**Spatial annotation records:**
....................

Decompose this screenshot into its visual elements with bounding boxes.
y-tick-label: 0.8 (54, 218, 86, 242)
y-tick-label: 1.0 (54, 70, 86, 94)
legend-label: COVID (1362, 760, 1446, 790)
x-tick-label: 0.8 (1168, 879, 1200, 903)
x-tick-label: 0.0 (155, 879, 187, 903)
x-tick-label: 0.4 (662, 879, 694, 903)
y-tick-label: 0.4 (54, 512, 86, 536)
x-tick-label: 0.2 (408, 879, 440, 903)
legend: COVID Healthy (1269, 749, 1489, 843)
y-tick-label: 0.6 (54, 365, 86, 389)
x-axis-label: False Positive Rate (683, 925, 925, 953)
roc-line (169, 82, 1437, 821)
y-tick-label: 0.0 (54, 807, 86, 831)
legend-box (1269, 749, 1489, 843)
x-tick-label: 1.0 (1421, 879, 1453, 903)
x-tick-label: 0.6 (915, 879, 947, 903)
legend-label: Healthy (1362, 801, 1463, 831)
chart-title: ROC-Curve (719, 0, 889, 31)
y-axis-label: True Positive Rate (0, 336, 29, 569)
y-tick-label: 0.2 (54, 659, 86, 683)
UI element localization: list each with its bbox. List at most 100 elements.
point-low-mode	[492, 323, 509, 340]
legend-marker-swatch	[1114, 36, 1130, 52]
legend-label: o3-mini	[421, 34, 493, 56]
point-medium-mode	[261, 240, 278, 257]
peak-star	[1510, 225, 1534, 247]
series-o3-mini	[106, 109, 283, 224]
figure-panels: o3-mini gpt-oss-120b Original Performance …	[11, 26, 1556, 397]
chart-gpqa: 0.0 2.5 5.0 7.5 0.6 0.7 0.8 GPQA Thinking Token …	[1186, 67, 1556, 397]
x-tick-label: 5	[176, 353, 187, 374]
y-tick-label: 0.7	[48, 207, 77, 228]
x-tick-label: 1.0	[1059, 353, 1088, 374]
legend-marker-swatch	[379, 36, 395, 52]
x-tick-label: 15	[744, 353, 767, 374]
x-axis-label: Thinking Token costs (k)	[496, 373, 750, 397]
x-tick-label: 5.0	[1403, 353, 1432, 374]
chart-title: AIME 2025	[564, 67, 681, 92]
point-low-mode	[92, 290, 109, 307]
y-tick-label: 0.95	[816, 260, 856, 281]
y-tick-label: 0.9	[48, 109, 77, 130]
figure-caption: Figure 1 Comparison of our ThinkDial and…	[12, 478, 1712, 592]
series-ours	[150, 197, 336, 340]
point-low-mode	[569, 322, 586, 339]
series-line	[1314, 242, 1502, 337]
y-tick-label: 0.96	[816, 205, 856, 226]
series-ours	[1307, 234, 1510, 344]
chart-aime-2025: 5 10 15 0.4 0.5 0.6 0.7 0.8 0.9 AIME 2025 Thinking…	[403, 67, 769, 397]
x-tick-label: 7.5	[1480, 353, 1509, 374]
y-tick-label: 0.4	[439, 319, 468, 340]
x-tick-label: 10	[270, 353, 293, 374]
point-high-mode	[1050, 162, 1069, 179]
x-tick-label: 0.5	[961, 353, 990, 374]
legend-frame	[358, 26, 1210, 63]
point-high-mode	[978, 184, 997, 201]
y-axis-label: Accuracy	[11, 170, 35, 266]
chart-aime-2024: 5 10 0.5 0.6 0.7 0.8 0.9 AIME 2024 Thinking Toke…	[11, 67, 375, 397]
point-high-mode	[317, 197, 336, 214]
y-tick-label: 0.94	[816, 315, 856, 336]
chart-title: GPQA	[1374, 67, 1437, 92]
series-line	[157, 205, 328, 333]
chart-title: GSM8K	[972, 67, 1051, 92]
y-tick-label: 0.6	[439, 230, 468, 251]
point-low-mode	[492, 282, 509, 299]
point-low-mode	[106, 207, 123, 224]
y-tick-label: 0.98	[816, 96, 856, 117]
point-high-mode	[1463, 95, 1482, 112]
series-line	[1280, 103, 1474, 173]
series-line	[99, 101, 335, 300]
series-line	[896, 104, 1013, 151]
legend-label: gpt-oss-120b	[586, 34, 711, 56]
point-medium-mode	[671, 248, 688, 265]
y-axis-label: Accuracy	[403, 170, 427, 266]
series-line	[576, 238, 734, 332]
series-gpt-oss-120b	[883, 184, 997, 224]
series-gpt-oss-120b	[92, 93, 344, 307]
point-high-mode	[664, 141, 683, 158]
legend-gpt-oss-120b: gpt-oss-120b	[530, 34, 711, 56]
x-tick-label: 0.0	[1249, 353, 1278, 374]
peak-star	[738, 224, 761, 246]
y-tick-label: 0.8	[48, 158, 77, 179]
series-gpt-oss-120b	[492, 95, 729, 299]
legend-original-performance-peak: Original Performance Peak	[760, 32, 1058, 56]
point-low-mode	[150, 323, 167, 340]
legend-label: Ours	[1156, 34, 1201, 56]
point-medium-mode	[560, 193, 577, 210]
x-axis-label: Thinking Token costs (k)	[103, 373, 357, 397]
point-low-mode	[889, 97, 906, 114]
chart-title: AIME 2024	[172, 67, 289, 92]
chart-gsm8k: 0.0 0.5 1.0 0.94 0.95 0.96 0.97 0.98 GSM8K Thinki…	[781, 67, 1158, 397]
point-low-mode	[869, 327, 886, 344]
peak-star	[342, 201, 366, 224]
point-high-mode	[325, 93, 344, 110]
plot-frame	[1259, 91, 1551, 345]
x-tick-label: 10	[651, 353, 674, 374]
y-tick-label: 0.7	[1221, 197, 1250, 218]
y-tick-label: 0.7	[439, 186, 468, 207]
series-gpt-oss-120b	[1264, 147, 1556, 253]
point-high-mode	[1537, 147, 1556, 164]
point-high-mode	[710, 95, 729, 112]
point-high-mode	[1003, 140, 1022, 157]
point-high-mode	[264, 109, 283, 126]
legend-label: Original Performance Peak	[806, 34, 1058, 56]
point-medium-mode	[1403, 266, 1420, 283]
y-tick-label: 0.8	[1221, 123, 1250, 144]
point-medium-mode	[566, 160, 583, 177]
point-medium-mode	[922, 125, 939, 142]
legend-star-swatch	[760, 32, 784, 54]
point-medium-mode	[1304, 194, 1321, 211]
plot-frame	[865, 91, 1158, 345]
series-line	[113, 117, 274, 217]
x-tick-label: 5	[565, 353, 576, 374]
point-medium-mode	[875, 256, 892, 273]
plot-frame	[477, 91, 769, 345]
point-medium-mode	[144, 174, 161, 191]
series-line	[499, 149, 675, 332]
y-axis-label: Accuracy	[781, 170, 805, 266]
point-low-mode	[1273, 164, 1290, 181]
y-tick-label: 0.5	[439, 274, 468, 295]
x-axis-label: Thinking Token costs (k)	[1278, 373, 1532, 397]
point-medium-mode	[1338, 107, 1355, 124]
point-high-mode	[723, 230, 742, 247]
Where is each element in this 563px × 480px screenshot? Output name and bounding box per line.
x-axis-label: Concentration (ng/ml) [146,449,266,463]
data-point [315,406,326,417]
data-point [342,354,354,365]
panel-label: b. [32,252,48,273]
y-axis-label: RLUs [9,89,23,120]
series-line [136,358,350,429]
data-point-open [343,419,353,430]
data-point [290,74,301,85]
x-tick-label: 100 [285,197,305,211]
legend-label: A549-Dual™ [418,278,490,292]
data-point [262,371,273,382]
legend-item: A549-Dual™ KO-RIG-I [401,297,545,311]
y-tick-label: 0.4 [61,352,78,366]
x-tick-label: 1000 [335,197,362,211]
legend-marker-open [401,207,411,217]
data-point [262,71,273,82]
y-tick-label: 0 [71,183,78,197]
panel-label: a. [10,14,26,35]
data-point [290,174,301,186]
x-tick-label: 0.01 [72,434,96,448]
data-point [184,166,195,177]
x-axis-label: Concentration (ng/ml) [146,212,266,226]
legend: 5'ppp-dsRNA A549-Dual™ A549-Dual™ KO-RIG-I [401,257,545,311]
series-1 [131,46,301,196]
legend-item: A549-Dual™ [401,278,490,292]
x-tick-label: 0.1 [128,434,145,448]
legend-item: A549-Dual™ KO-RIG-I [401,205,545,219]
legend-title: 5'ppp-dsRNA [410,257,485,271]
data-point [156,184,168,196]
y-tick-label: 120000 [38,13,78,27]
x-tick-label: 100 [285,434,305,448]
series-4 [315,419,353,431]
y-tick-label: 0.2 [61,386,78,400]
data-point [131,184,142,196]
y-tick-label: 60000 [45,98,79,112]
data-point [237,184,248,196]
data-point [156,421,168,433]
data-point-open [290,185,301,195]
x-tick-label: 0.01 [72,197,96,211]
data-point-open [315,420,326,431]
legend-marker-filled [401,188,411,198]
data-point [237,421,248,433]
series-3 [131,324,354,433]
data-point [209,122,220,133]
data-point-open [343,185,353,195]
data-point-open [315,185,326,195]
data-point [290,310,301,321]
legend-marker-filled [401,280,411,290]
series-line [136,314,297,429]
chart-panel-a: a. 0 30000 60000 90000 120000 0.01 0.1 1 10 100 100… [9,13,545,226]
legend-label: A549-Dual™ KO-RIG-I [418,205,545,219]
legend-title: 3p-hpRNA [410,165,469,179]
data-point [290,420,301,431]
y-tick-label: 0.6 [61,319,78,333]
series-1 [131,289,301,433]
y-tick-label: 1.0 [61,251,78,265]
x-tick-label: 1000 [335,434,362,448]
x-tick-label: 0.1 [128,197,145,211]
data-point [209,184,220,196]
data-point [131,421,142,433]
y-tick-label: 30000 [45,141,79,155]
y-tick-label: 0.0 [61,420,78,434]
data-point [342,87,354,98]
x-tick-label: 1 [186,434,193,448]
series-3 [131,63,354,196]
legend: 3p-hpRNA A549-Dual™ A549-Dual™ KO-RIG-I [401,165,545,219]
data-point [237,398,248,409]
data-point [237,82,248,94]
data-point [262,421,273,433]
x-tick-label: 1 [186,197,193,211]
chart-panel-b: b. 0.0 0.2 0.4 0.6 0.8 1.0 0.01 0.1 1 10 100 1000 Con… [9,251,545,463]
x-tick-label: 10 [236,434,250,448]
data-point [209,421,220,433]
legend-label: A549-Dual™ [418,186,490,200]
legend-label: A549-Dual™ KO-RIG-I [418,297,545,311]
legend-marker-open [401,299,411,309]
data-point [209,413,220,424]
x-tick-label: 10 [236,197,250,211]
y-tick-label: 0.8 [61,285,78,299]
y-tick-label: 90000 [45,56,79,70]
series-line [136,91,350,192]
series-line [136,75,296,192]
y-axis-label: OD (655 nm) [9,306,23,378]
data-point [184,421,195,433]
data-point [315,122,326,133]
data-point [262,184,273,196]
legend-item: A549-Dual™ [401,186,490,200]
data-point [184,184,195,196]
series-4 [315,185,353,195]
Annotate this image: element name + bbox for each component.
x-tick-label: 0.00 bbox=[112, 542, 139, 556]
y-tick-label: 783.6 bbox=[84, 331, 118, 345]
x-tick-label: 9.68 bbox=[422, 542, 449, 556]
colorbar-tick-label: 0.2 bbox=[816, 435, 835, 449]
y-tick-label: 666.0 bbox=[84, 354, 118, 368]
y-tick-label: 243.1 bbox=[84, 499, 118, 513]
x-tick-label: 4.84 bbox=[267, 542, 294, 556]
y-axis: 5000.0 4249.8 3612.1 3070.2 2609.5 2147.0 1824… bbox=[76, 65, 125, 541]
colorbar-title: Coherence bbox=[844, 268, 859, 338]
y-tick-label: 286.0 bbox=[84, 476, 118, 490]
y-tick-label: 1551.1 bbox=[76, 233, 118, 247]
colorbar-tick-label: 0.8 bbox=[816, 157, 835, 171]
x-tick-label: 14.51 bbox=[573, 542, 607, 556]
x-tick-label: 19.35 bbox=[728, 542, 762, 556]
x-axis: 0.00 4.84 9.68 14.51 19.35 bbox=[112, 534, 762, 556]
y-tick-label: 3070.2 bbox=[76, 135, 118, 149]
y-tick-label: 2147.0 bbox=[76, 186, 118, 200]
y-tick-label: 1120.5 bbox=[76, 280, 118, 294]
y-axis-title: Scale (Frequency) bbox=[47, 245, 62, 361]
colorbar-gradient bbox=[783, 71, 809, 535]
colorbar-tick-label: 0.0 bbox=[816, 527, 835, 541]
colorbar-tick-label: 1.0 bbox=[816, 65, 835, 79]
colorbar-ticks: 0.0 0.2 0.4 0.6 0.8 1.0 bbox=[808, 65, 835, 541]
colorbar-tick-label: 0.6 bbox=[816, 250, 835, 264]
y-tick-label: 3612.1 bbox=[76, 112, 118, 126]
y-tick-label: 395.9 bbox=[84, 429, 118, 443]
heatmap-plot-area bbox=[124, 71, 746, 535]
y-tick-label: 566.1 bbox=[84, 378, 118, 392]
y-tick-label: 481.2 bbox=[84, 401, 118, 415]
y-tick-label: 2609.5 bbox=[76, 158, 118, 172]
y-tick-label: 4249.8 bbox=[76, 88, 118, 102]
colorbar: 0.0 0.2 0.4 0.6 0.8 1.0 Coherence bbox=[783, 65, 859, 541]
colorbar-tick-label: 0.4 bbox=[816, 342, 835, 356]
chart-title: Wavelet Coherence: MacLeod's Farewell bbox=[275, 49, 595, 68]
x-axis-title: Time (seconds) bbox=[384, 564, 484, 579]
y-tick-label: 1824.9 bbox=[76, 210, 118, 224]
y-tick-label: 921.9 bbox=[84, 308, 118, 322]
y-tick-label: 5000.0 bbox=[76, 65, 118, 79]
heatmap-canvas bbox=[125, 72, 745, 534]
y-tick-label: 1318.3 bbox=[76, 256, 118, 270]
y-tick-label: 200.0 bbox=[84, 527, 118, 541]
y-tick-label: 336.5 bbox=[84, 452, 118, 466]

....................

**Task directions:**
Lay out the lines of the items, starting at the first line and ending at the line that contains "x-tick-label: 0.8 (1168, 879, 1200, 903)", as a Markdown table with the columns Row and Line, leaving out any blank lines.

**Finished answer:**
| Row | Line |
|---|---|
| 1 | Decompose this screenshot into its visual elements with bounding boxes. |
| 2 | y-tick-label: 0.8 (54, 218, 86, 242) |
| 3 | y-tick-label: 1.0 (54, 70, 86, 94) |
| 4 | legend-label: COVID (1362, 760, 1446, 790) |
| 5 | x-tick-label: 0.8 (1168, 879, 1200, 903) |